The article discusses the Community Eligibility Provision (CEP), which allows all students at a school to receive free breakfasts and lunches when 25 percent of students would qualify automatically based on their participation in certain government assistance programs. According to the US Department of Agriculture’s website, CEP is a non-pricing meal service option for schools and school districts in low-income areas.

“CEP allows the nation’s highest poverty schools and districts to serve breakfast and lunch at no cost to all enrolled students without collecting household applications,” the department writes. “Instead, schools that adopt CEP are reimbursed using a formula based on the percentage of students categorically eligible for free meals based on their participation in other specific means-tested programs, such as the Supplemental Nutrition Assistance Program (SNAP) and Temporary Assistance for Needy Families (TANF).”

_Source data_.

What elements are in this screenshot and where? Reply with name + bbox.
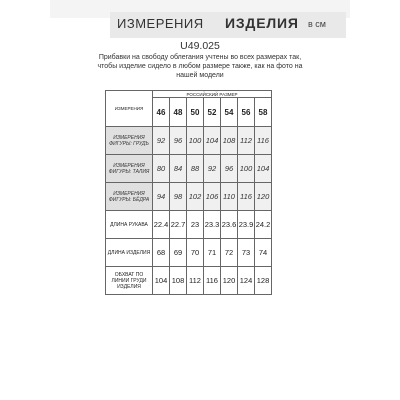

_What this task involves_.
In the school meals text, condense the paragraph beginning "The article discusses" into a brief bulleted list that keeps its main facts. The data stand apart from the school meals text as separate material.

_Result_.
- Subject: the Community Eligibility Provision (CEP)
- Lets all students at a school get free breakfasts and lunches
- Applies when 25 percent of students would qualify automatically through participation in certain government assistance programs
- Described on the US Department of Agriculture's website as a non-pricing meal service option for schools and school districts in low-income areas